* _Exercise_
Your task is to write out exactly the lines from the line containing "Transcribe the text in this document." through the end of the records, inclusive at both ends.

* _Provided records_

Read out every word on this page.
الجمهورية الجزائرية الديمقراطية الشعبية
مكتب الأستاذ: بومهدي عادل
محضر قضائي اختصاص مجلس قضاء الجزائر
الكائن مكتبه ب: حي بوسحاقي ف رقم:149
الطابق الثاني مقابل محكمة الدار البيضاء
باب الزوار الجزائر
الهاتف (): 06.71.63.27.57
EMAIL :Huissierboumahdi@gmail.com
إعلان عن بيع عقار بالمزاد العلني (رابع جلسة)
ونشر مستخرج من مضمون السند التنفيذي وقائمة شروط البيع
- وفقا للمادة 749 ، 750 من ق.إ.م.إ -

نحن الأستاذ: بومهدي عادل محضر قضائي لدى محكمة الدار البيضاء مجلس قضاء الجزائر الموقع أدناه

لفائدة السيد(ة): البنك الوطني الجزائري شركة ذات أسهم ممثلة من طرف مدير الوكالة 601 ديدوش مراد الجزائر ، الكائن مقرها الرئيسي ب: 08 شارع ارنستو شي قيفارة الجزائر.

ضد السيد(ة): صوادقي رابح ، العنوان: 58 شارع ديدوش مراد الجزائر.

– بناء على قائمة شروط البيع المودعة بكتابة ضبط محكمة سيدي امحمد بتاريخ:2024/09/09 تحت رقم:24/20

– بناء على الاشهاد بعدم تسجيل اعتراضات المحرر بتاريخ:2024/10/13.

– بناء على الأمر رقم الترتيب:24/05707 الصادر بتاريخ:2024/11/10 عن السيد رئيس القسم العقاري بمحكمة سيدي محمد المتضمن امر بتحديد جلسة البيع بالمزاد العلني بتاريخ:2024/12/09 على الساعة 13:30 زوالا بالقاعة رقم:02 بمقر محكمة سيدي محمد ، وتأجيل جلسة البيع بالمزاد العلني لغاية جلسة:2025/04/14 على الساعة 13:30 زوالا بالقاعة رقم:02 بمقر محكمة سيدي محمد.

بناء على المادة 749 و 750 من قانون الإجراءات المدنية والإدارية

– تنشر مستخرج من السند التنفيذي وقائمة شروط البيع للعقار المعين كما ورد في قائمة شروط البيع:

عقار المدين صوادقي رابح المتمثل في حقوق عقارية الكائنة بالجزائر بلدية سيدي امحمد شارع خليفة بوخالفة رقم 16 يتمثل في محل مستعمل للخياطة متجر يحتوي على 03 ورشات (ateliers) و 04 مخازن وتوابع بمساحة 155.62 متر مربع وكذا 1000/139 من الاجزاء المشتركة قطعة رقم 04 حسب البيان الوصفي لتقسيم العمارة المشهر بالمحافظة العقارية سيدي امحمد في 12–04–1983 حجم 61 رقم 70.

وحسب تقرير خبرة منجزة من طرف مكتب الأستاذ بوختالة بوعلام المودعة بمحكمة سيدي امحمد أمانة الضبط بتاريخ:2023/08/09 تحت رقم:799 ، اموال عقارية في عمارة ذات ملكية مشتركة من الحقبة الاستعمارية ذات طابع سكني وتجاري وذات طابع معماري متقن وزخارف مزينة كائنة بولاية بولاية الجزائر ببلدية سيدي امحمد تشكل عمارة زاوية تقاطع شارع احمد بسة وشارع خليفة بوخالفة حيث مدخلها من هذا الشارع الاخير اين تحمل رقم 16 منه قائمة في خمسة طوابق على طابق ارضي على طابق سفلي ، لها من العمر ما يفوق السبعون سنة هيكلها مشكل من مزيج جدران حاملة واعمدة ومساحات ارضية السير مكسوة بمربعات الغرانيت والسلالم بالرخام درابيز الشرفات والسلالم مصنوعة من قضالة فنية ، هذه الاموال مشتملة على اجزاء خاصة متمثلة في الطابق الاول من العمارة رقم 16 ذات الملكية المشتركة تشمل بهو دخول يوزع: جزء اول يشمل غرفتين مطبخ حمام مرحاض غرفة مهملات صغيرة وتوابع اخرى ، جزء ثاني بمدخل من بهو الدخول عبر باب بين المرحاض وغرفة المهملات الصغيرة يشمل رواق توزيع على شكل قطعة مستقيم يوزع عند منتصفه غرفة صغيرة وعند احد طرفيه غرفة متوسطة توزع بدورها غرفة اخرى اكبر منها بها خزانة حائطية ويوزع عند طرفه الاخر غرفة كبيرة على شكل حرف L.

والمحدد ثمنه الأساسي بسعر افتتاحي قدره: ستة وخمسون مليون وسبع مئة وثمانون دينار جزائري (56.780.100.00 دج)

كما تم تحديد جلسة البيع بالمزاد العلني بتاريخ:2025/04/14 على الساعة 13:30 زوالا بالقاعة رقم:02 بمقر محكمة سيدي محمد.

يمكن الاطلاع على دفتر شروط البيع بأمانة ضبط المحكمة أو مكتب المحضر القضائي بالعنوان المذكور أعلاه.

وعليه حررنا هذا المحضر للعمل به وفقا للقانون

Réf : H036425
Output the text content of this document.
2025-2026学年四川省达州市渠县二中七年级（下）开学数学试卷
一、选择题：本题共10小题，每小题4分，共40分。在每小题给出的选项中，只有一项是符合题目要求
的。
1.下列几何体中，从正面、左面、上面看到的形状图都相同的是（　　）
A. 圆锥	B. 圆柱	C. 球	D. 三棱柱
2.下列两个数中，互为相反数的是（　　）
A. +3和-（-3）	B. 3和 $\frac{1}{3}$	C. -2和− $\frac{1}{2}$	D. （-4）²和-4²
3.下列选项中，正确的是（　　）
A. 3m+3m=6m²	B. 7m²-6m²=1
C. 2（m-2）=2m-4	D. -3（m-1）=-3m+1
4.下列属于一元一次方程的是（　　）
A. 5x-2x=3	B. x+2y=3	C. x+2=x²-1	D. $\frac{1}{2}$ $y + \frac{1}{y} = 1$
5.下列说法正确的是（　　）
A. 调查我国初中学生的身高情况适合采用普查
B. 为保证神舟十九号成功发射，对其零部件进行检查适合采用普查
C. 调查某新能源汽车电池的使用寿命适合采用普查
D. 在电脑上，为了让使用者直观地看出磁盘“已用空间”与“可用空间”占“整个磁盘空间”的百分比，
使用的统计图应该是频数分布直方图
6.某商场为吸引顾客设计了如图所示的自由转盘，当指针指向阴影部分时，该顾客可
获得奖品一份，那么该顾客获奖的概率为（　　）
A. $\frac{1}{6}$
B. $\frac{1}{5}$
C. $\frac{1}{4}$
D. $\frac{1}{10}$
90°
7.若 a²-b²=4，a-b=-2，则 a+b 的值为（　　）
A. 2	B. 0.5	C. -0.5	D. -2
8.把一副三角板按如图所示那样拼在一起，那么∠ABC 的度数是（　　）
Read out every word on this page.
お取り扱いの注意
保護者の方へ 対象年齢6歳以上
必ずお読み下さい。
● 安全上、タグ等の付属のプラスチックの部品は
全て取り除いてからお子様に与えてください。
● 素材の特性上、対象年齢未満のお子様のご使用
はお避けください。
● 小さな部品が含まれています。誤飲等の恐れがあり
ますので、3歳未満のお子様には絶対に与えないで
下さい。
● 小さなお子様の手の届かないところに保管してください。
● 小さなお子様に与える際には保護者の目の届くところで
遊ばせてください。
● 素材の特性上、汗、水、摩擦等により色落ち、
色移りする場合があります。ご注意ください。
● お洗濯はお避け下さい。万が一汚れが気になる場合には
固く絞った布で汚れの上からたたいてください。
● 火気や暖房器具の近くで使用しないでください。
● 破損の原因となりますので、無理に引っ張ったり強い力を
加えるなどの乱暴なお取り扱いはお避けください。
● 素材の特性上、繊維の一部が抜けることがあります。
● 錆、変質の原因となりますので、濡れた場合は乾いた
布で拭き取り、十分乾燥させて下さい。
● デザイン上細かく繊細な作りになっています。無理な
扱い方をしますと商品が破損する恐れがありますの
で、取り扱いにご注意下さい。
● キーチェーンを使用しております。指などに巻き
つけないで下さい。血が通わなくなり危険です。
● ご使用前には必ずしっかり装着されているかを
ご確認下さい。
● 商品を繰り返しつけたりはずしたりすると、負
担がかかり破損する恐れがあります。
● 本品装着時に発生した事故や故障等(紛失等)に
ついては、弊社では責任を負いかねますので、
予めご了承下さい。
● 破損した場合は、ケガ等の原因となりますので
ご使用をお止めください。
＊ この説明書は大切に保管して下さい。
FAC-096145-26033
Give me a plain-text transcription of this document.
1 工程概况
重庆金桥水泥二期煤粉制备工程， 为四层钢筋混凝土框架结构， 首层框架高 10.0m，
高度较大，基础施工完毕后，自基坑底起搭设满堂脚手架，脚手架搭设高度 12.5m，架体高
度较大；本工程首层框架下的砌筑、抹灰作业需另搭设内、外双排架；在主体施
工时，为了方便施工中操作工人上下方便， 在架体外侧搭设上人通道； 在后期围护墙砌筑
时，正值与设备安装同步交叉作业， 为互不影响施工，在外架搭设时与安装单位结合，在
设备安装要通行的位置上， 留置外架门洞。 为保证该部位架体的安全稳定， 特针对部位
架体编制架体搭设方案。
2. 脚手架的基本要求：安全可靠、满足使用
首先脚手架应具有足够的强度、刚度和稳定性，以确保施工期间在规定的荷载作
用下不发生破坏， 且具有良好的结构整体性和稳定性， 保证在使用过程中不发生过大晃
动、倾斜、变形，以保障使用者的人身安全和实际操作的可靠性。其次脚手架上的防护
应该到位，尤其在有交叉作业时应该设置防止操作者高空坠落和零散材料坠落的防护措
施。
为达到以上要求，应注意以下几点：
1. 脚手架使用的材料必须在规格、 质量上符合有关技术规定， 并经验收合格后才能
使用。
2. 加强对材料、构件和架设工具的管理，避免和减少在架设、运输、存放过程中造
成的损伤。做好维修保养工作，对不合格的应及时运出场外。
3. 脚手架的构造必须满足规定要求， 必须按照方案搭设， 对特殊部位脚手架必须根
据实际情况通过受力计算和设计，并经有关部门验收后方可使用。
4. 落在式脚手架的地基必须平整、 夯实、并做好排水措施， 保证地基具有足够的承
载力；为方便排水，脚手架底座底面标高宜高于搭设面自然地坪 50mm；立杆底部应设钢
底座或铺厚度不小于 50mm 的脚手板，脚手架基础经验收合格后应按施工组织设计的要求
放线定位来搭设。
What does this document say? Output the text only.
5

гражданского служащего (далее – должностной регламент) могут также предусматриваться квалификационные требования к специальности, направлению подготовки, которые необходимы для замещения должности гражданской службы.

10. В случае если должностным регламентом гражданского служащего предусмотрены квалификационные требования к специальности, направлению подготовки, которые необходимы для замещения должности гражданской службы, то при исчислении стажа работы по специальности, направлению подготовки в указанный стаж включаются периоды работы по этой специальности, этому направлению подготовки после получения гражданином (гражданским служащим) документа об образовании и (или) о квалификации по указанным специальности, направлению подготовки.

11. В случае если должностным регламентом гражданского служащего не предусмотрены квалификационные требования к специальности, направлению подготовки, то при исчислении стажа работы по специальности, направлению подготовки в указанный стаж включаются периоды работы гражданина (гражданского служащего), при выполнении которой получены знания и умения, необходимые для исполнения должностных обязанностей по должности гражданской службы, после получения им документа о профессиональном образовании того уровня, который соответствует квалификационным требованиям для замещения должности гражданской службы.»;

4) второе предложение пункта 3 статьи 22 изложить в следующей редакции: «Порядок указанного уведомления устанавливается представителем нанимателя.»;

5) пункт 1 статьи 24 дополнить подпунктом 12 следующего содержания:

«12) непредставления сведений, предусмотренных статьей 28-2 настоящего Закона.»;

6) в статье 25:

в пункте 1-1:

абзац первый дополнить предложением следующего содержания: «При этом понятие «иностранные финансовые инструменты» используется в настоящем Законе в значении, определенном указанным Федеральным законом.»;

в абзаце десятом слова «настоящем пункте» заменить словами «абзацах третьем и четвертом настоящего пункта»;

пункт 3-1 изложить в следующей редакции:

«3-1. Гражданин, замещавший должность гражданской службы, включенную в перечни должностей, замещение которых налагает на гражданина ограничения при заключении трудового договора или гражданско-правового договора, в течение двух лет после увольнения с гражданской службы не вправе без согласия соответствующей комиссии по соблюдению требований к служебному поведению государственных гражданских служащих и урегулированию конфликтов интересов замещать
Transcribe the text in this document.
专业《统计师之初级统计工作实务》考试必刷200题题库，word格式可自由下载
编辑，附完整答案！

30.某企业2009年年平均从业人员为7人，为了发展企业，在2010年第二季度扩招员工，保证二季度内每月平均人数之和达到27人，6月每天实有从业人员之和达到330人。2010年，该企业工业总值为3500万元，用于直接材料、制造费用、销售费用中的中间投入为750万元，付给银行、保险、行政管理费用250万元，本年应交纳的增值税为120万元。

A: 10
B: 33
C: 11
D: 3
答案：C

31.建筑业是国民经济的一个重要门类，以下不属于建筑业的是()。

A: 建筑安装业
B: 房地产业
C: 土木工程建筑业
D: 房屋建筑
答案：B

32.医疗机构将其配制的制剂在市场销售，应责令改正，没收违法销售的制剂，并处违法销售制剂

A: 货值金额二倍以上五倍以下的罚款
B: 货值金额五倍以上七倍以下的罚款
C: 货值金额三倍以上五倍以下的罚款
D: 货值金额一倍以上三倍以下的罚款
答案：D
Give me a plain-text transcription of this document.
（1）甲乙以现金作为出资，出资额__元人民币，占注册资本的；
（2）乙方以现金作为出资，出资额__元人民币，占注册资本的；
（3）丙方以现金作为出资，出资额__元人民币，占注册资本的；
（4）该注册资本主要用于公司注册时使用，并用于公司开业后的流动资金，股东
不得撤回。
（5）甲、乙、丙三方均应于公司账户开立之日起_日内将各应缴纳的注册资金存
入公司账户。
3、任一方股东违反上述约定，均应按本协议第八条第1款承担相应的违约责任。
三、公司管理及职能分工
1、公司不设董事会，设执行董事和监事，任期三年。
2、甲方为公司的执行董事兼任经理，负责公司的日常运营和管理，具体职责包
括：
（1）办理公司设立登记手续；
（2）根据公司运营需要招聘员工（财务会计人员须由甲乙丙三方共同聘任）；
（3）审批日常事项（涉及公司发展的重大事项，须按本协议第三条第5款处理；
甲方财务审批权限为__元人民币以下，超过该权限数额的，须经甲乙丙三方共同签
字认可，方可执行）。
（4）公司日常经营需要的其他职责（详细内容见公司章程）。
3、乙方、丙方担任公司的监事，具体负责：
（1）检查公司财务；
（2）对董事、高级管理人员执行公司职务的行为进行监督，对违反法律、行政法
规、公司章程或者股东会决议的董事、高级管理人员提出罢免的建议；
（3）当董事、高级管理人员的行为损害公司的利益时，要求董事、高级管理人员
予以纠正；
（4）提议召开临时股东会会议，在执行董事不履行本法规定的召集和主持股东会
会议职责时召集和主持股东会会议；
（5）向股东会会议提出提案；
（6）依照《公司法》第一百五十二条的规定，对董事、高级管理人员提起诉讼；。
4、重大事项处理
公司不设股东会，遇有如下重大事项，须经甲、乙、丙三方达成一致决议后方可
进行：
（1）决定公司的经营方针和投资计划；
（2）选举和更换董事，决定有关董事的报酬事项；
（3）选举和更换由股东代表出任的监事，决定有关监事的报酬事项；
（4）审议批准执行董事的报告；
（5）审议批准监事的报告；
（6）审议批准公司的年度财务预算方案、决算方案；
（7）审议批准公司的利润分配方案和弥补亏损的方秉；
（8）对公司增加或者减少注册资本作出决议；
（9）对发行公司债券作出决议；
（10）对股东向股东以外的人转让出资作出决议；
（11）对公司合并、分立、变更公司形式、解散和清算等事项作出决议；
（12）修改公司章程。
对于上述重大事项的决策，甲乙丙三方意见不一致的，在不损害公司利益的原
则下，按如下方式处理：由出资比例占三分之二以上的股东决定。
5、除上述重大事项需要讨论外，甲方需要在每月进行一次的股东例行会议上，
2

* _Answer below_
Transcribe the text in this document.
专业《统计师之初级统计工作实务》考试必刷200题题库，word格式可自由下载
编辑，附完整答案！

30.某企业2009年年平均从业人员为7人，为了发展企业，在2010年第二季度扩招员工，保证二季度内每月平均人数之和达到27人，6月每天实有从业人员之和达到330人。2010年，该企业工业总值为3500万元，用于直接材料、制造费用、销售费用中的中间投入为750万元，付给银行、保险、行政管理费用250万元，本年应交纳的增值税为120万元。

A: 10
B: 33
C: 11
D: 3
答案：C

31.建筑业是国民经济的一个重要门类，以下不属于建筑业的是()。

A: 建筑安装业
B: 房地产业
C: 土木工程建筑业
D: 房屋建筑
答案：B

32.医疗机构将其配制的制剂在市场销售，应责令改正，没收违法销售的制剂，并处违法销售制剂

A: 货值金额二倍以上五倍以下的罚款
B: 货值金额五倍以上七倍以下的罚款
C: 货值金额三倍以上五倍以下的罚款
D: 货值金额一倍以上三倍以下的罚款
答案：D
Give me a plain-text transcription of this document.
（1）甲乙以现金作为出资，出资额__元人民币，占注册资本的；
（2）乙方以现金作为出资，出资额__元人民币，占注册资本的；
（3）丙方以现金作为出资，出资额__元人民币，占注册资本的；
（4）该注册资本主要用于公司注册时使用，并用于公司开业后的流动资金，股东
不得撤回。
（5）甲、乙、丙三方均应于公司账户开立之日起_日内将各应缴纳的注册资金存
入公司账户。
3、任一方股东违反上述约定，均应按本协议第八条第1款承担相应的违约责任。
三、公司管理及职能分工
1、公司不设董事会，设执行董事和监事，任期三年。
2、甲方为公司的执行董事兼任经理，负责公司的日常运营和管理，具体职责包
括：
（1）办理公司设立登记手续；
（2）根据公司运营需要招聘员工（财务会计人员须由甲乙丙三方共同聘任）；
（3）审批日常事项（涉及公司发展的重大事项，须按本协议第三条第5款处理；
甲方财务审批权限为__元人民币以下，超过该权限数额的，须经甲乙丙三方共同签
字认可，方可执行）。
（4）公司日常经营需要的其他职责（详细内容见公司章程）。
3、乙方、丙方担任公司的监事，具体负责：
（1）检查公司财务；
（2）对董事、高级管理人员执行公司职务的行为进行监督，对违反法律、行政法
规、公司章程或者股东会决议的董事、高级管理人员提出罢免的建议；
（3）当董事、高级管理人员的行为损害公司的利益时，要求董事、高级管理人员
予以纠正；
（4）提议召开临时股东会会议，在执行董事不履行本法规定的召集和主持股东会
会议职责时召集和主持股东会会议；
（5）向股东会会议提出提案；
（6）依照《公司法》第一百五十二条的规定，对董事、高级管理人员提起诉讼；。
4、重大事项处理
公司不设股东会，遇有如下重大事项，须经甲、乙、丙三方达成一致决议后方可
进行：
（1）决定公司的经营方针和投资计划；
（2）选举和更换董事，决定有关董事的报酬事项；
（3）选举和更换由股东代表出任的监事，决定有关监事的报酬事项；
（4）审议批准执行董事的报告；
（5）审议批准监事的报告；
（6）审议批准公司的年度财务预算方案、决算方案；
（7）审议批准公司的利润分配方案和弥补亏损的方秉；
（8）对公司增加或者减少注册资本作出决议；
（9）对发行公司债券作出决议；
（10）对股东向股东以外的人转让出资作出决议；
（11）对公司合并、分立、变更公司形式、解散和清算等事项作出决议；
（12）修改公司章程。
对于上述重大事项的决策，甲乙丙三方意见不一致的，在不损害公司利益的原
则下，按如下方式处理：由出资比例占三分之二以上的股东决定。
5、除上述重大事项需要讨论外，甲方需要在每月进行一次的股东例行会议上，
2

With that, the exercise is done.